┏━━

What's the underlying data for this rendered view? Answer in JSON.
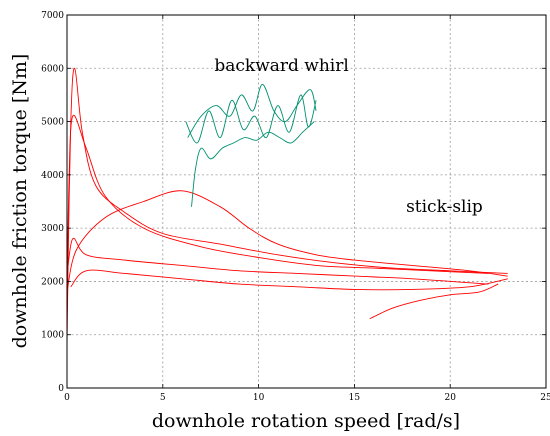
{
  "chart_data": {
    "type": "line",
    "title": "",
    "xlabel": "downhole rotation speed [rad/s]",
    "ylabel": "downhole friction torque [Nm]",
    "xlim": [
      0,
      25
    ],
    "ylim": [
      0,
      7000
    ],
    "xticks": [
      "0",
      "5",
      "10",
      "15",
      "20",
      "25"
    ],
    "yticks": [
      "0",
      "1000",
      "2000",
      "3000",
      "4000",
      "5000",
      "6000",
      "7000"
    ],
    "grid": true,
    "series": [
      {
        "color": "#ff0000",
        "points": [
          [
            0.0,
            800
          ],
          [
            0.05,
            2200
          ],
          [
            0.2,
            5000
          ],
          [
            0.4,
            6000
          ],
          [
            0.8,
            4800
          ],
          [
            1.5,
            3800
          ],
          [
            3,
            3300
          ],
          [
            5,
            2900
          ],
          [
            8,
            2700
          ],
          [
            11,
            2500
          ],
          [
            14,
            2350
          ],
          [
            17,
            2250
          ],
          [
            20,
            2200
          ],
          [
            23,
            2150
          ]
        ]
      },
      {
        "color": "#ff0000",
        "points": [
          [
            0.0,
            1400
          ],
          [
            0.1,
            3800
          ],
          [
            0.3,
            5100
          ],
          [
            1,
            4500
          ],
          [
            2,
            3600
          ],
          [
            4,
            3000
          ],
          [
            7,
            2650
          ],
          [
            10,
            2450
          ],
          [
            13,
            2300
          ],
          [
            16,
            2250
          ],
          [
            19,
            2200
          ],
          [
            22,
            2150
          ]
        ]
      },
      {
        "color": "#ff0000",
        "points": [
          [
            0.0,
            1800
          ],
          [
            0.5,
            2600
          ],
          [
            2,
            3200
          ],
          [
            4,
            3500
          ],
          [
            6,
            3700
          ],
          [
            8,
            3400
          ],
          [
            9.5,
            3000
          ],
          [
            11,
            2700
          ],
          [
            13,
            2500
          ],
          [
            15,
            2400
          ],
          [
            18,
            2300
          ],
          [
            21,
            2200
          ],
          [
            23,
            2100
          ]
        ]
      },
      {
        "color": "#ff0000",
        "points": [
          [
            0.0,
            2100
          ],
          [
            0.3,
            2800
          ],
          [
            1,
            2500
          ],
          [
            3,
            2400
          ],
          [
            6,
            2300
          ],
          [
            9,
            2200
          ],
          [
            12,
            2150
          ],
          [
            15,
            2100
          ],
          [
            18,
            2050
          ],
          [
            22,
            1950
          ]
        ]
      },
      {
        "color": "#ff0000",
        "points": [
          [
            0.2,
            1900
          ],
          [
            1,
            2200
          ],
          [
            3,
            2150
          ],
          [
            6,
            2050
          ],
          [
            9,
            1950
          ],
          [
            12,
            1900
          ],
          [
            15,
            1850
          ],
          [
            18,
            1850
          ],
          [
            21,
            1900
          ],
          [
            23,
            2050
          ]
        ]
      },
      {
        "color": "#ff0000",
        "points": [
          [
            15.8,
            1300
          ],
          [
            17,
            1500
          ],
          [
            18.5,
            1650
          ],
          [
            20,
            1750
          ],
          [
            21.5,
            1800
          ],
          [
            22.5,
            1950
          ]
        ]
      },
      {
        "color": "#009070",
        "points": [
          [
            6.2,
            5000
          ],
          [
            6.8,
            4600
          ],
          [
            7.4,
            5200
          ],
          [
            8.0,
            4700
          ],
          [
            8.6,
            5400
          ],
          [
            9.2,
            4850
          ],
          [
            9.8,
            5100
          ],
          [
            10.4,
            4700
          ],
          [
            11.0,
            5300
          ],
          [
            11.6,
            4800
          ],
          [
            12.2,
            5500
          ],
          [
            12.6,
            4900
          ],
          [
            13.0,
            5400
          ]
        ]
      },
      {
        "color": "#009070",
        "points": [
          [
            6.5,
            3400
          ],
          [
            6.7,
            4100
          ],
          [
            7.0,
            4500
          ],
          [
            7.5,
            4300
          ],
          [
            8.1,
            4500
          ],
          [
            8.7,
            4600
          ],
          [
            9.3,
            4700
          ],
          [
            9.9,
            4650
          ],
          [
            10.5,
            4800
          ],
          [
            11.1,
            4700
          ],
          [
            11.7,
            4600
          ],
          [
            12.3,
            4800
          ],
          [
            12.9,
            5000
          ]
        ]
      },
      {
        "color": "#009070",
        "points": [
          [
            6.3,
            4700
          ],
          [
            7.0,
            5100
          ],
          [
            7.8,
            5300
          ],
          [
            8.5,
            5100
          ],
          [
            9.1,
            5500
          ],
          [
            9.7,
            5200
          ],
          [
            10.2,
            5700
          ],
          [
            10.8,
            5200
          ],
          [
            11.4,
            5000
          ],
          [
            12.0,
            5300
          ],
          [
            12.7,
            5600
          ],
          [
            13.0,
            5200
          ]
        ]
      }
    ],
    "annotations": [
      {
        "text": "backward whirl",
        "x": 11.2,
        "y": 5950
      },
      {
        "text": "stick-slip",
        "x": 19.7,
        "y": 3300
      }
    ]
  }
}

┗━━

**What you will do:** Filter the entries down to the lines with the word "downhole" in them.

**Completed task:**
    "xlabel": "downhole rotation speed [rad/s]",
    "ylabel": "downhole friction torque [Nm]",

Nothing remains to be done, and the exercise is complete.